[Items from a data source]
++++++++++

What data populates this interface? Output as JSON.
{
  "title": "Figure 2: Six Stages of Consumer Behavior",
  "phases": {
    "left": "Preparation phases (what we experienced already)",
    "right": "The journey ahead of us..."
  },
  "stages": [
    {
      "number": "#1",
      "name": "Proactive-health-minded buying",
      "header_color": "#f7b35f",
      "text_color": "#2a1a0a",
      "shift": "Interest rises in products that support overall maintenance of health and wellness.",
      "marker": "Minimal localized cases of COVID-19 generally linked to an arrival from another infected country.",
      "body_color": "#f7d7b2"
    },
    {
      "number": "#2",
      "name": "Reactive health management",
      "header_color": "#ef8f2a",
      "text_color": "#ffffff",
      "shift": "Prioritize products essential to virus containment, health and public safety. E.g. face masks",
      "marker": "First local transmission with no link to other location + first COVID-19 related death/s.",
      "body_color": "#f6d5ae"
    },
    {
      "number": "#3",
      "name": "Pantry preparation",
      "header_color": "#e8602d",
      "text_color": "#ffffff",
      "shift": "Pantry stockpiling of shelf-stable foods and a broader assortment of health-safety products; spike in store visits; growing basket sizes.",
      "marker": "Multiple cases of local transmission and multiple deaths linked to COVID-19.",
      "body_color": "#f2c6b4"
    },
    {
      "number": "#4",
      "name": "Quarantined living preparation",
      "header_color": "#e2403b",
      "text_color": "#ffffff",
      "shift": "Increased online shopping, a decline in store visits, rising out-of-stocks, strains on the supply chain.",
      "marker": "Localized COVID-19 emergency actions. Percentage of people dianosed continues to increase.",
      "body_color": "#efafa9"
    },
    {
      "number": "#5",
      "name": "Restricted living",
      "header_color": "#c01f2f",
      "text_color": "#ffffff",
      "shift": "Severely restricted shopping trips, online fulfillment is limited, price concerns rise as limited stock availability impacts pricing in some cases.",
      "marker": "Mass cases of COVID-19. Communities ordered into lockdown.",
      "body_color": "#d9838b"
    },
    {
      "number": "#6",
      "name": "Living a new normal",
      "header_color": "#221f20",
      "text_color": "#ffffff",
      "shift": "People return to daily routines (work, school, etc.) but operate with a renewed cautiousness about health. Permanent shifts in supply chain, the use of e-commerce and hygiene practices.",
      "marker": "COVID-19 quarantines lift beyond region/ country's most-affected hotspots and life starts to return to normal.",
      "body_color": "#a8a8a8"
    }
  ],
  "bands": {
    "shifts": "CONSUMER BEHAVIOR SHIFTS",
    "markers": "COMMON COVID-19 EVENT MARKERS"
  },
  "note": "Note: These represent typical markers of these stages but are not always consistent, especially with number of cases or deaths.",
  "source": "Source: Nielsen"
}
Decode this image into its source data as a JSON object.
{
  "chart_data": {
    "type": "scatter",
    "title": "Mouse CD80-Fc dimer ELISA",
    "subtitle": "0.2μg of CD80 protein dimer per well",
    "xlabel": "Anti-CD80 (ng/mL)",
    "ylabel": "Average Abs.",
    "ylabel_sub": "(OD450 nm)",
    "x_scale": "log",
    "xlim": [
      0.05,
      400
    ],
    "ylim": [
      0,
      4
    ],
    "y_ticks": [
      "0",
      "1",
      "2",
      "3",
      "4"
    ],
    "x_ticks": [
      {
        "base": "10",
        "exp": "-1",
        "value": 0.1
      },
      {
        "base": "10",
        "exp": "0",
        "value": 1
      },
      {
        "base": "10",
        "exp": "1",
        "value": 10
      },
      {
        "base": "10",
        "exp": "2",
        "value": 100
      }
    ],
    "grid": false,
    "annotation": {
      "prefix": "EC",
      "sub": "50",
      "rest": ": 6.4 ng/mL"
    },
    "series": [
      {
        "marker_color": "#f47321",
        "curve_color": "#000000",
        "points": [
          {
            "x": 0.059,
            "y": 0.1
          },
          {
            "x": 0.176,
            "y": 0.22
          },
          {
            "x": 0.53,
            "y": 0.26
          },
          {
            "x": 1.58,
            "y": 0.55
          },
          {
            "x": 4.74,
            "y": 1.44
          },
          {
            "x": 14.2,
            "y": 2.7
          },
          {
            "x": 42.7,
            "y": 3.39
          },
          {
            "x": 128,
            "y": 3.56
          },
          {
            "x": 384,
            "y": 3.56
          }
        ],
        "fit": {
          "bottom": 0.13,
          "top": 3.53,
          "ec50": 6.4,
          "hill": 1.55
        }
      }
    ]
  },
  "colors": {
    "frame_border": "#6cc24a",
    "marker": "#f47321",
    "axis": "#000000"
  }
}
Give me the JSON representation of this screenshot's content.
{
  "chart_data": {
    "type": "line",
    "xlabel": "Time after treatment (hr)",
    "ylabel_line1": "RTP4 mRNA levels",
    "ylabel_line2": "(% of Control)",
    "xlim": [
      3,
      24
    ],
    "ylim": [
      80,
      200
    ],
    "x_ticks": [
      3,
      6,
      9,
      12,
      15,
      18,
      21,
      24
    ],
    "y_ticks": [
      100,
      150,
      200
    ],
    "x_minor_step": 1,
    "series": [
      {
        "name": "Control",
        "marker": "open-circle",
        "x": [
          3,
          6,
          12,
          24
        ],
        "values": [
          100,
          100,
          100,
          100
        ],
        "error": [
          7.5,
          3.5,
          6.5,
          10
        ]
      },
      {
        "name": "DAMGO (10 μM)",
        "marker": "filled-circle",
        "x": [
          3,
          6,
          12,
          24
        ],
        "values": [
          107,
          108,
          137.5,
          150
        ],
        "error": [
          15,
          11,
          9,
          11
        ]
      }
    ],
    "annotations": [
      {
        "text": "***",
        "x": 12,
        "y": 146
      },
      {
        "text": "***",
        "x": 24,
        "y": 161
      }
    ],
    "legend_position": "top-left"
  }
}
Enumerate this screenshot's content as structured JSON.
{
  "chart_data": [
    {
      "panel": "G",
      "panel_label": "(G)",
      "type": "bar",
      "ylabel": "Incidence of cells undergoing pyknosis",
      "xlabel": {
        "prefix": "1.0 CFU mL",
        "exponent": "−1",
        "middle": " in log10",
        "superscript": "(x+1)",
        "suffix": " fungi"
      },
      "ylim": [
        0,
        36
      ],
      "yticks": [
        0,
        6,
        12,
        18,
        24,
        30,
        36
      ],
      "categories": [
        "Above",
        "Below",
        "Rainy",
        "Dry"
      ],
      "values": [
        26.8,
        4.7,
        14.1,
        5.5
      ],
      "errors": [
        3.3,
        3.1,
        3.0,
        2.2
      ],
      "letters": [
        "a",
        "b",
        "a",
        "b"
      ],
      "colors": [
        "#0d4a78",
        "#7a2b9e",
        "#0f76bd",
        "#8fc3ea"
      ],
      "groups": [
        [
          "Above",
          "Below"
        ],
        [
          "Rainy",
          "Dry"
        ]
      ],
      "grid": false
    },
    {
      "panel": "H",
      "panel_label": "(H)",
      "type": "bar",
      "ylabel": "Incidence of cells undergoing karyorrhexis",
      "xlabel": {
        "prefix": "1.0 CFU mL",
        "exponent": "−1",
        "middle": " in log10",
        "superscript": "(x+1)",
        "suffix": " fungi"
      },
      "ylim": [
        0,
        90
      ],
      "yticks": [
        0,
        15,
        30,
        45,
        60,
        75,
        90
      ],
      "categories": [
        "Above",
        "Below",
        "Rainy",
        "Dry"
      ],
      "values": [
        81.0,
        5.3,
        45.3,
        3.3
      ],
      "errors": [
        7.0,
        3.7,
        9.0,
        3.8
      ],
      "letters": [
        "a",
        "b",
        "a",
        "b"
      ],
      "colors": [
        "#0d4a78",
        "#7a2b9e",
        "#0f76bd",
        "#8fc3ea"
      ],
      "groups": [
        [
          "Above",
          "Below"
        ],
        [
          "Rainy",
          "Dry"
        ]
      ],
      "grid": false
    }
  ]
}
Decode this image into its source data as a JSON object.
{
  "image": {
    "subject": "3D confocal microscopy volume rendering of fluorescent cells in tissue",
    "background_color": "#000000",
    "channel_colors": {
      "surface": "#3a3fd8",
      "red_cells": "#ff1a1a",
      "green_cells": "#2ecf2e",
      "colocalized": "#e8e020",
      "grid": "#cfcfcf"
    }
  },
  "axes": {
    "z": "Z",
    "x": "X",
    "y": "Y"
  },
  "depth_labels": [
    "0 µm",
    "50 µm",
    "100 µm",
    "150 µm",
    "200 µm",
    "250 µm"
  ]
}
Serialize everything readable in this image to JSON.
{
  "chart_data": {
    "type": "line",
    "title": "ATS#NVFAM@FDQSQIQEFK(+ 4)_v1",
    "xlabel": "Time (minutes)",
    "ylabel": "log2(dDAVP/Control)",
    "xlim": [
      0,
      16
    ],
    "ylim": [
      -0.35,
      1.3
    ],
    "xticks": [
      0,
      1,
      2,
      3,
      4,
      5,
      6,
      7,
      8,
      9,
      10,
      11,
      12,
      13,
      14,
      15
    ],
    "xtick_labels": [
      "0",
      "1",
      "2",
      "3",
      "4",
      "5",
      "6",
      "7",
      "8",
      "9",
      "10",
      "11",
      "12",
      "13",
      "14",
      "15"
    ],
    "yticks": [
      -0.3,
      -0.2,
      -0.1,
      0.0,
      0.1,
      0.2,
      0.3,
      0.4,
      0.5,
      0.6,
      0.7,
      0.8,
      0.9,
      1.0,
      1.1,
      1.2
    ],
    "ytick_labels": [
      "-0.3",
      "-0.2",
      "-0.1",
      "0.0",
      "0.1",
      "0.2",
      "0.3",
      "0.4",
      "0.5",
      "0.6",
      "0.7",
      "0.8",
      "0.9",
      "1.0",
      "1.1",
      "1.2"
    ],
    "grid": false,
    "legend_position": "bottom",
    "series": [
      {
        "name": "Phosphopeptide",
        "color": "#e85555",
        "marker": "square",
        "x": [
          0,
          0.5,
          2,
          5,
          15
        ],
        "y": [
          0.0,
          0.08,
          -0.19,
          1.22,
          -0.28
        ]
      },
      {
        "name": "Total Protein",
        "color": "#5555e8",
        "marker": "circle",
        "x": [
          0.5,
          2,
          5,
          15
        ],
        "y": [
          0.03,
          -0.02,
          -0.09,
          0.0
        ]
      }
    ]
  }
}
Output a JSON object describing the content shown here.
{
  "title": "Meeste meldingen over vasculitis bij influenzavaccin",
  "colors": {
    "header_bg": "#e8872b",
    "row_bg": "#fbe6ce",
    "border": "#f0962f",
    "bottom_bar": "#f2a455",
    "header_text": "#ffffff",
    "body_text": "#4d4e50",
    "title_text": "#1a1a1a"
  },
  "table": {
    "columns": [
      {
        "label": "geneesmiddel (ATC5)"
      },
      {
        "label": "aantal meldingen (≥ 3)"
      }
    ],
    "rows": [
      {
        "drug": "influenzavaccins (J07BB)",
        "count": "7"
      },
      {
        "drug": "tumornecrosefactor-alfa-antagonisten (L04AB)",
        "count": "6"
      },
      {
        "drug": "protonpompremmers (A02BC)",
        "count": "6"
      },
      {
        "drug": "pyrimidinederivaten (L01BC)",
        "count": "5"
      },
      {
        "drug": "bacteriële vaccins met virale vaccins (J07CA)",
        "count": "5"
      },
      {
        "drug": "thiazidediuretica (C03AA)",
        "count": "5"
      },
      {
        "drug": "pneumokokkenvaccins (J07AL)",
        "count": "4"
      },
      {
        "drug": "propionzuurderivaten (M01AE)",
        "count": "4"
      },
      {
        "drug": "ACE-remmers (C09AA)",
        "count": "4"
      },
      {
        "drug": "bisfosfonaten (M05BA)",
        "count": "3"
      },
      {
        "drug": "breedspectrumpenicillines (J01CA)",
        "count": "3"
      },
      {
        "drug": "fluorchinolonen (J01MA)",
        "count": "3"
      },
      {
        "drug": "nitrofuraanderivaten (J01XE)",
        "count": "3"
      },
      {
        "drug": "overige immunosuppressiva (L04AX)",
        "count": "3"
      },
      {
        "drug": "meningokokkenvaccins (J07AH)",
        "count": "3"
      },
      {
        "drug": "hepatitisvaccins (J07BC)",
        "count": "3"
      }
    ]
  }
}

++++++++++

PROBLEM STATEMENT
Go through the lines above and count those that include "Pantry"; give the total and nothing more.

RESPONSE TO THE TASK
2